= DO THIS =
Repeat the whole of the data, keeping every detail the same.

= SOURCE RECORDS =
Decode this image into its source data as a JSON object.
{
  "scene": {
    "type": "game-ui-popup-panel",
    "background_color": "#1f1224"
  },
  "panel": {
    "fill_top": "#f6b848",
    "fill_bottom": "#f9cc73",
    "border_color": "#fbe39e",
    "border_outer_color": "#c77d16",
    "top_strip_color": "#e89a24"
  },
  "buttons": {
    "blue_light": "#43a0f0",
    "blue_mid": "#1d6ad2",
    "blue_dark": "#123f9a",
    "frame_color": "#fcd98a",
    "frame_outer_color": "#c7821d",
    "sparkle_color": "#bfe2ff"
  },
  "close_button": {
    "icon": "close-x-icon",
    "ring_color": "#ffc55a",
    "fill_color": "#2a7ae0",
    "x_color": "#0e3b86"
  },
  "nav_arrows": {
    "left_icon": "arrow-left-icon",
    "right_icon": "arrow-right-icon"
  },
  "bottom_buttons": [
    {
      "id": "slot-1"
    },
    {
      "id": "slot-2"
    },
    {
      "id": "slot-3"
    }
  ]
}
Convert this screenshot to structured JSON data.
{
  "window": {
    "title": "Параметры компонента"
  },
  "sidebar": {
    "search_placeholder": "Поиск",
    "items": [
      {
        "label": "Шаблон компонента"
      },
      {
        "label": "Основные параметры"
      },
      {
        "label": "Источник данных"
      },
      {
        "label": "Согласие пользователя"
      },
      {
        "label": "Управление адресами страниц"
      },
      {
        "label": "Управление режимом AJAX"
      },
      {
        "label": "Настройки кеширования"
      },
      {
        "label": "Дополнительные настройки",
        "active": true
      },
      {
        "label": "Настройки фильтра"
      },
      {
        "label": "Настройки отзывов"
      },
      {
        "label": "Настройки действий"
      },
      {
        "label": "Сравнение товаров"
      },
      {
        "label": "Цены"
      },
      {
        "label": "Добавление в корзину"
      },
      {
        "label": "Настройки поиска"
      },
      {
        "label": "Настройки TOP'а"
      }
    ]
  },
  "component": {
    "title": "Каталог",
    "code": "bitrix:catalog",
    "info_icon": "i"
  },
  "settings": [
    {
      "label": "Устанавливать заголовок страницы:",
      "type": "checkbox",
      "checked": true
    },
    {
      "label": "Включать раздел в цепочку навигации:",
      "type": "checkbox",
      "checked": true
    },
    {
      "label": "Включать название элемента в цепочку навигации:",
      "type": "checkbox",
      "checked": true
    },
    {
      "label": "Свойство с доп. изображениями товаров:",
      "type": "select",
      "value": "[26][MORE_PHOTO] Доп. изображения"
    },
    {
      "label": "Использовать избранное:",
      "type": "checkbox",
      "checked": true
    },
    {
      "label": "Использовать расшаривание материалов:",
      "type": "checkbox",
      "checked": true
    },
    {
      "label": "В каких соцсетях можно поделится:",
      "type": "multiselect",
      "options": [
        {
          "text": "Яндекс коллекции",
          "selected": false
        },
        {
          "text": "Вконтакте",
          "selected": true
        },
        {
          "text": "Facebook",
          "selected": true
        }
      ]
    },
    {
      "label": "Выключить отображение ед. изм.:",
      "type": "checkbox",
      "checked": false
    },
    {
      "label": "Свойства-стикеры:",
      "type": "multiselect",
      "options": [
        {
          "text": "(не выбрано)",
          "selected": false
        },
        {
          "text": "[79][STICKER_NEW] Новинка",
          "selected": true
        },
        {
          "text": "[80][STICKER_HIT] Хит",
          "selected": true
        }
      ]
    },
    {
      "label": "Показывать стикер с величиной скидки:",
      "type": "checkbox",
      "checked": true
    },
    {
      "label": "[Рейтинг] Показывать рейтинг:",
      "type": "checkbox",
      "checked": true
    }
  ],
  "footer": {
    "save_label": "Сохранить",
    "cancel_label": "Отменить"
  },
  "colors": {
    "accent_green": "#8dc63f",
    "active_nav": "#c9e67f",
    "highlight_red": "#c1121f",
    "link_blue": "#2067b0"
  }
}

= RESULT FOR THIS EXERCISE =
Decode this image into its source data as a JSON object.
{
  "scene": {
    "type": "game-ui-popup-panel",
    "background_color": "#1f1224"
  },
  "panel": {
    "fill_top": "#f6b848",
    "fill_bottom": "#f9cc73",
    "border_color": "#fbe39e",
    "border_outer_color": "#c77d16",
    "top_strip_color": "#e89a24"
  },
  "buttons": {
    "blue_light": "#43a0f0",
    "blue_mid": "#1d6ad2",
    "blue_dark": "#123f9a",
    "frame_color": "#fcd98a",
    "frame_outer_color": "#c7821d",
    "sparkle_color": "#bfe2ff"
  },
  "close_button": {
    "icon": "close-x-icon",
    "ring_color": "#ffc55a",
    "fill_color": "#2a7ae0",
    "x_color": "#0e3b86"
  },
  "nav_arrows": {
    "left_icon": "arrow-left-icon",
    "right_icon": "arrow-right-icon"
  },
  "bottom_buttons": [
    {
      "id": "slot-1"
    },
    {
      "id": "slot-2"
    },
    {
      "id": "slot-3"
    }
  ]
}
Convert this screenshot to structured JSON data.
{
  "window": {
    "title": "Параметры компонента"
  },
  "sidebar": {
    "search_placeholder": "Поиск",
    "items": [
      {
        "label": "Шаблон компонента"
      },
      {
        "label": "Основные параметры"
      },
      {
        "label": "Источник данных"
      },
      {
        "label": "Согласие пользователя"
      },
      {
        "label": "Управление адресами страниц"
      },
      {
        "label": "Управление режимом AJAX"
      },
      {
        "label": "Настройки кеширования"
      },
      {
        "label": "Дополнительные настройки",
        "active": true
      },
      {
        "label": "Настройки фильтра"
      },
      {
        "label": "Настройки отзывов"
      },
      {
        "label": "Настройки действий"
      },
      {
        "label": "Сравнение товаров"
      },
      {
        "label": "Цены"
      },
      {
        "label": "Добавление в корзину"
      },
      {
        "label": "Настройки поиска"
      },
      {
        "label": "Настройки TOP'а"
      }
    ]
  },
  "component": {
    "title": "Каталог",
    "code": "bitrix:catalog",
    "info_icon": "i"
  },
  "settings": [
    {
      "label": "Устанавливать заголовок страницы:",
      "type": "checkbox",
      "checked": true
    },
    {
      "label": "Включать раздел в цепочку навигации:",
      "type": "checkbox",
      "checked": true
    },
    {
      "label": "Включать название элемента в цепочку навигации:",
      "type": "checkbox",
      "checked": true
    },
    {
      "label": "Свойство с доп. изображениями товаров:",
      "type": "select",
      "value": "[26][MORE_PHOTO] Доп. изображения"
    },
    {
      "label": "Использовать избранное:",
      "type": "checkbox",
      "checked": true
    },
    {
      "label": "Использовать расшаривание материалов:",
      "type": "checkbox",
      "checked": true
    },
    {
      "label": "В каких соцсетях можно поделится:",
      "type": "multiselect",
      "options": [
        {
          "text": "Яндекс коллекции",
          "selected": false
        },
        {
          "text": "Вконтакте",
          "selected": true
        },
        {
          "text": "Facebook",
          "selected": true
        }
      ]
    },
    {
      "label": "Выключить отображение ед. изм.:",
      "type": "checkbox",
      "checked": false
    },
    {
      "label": "Свойства-стикеры:",
      "type": "multiselect",
      "options": [
        {
          "text": "(не выбрано)",
          "selected": false
        },
        {
          "text": "[79][STICKER_NEW] Новинка",
          "selected": true
        },
        {
          "text": "[80][STICKER_HIT] Хит",
          "selected": true
        }
      ]
    },
    {
      "label": "Показывать стикер с величиной скидки:",
      "type": "checkbox",
      "checked": true
    },
    {
      "label": "[Рейтинг] Показывать рейтинг:",
      "type": "checkbox",
      "checked": true
    }
  ],
  "footer": {
    "save_label": "Сохранить",
    "cancel_label": "Отменить"
  },
  "colors": {
    "accent_green": "#8dc63f",
    "active_nav": "#c9e67f",
    "highlight_red": "#c1121f",
    "link_blue": "#2067b0"
  }
}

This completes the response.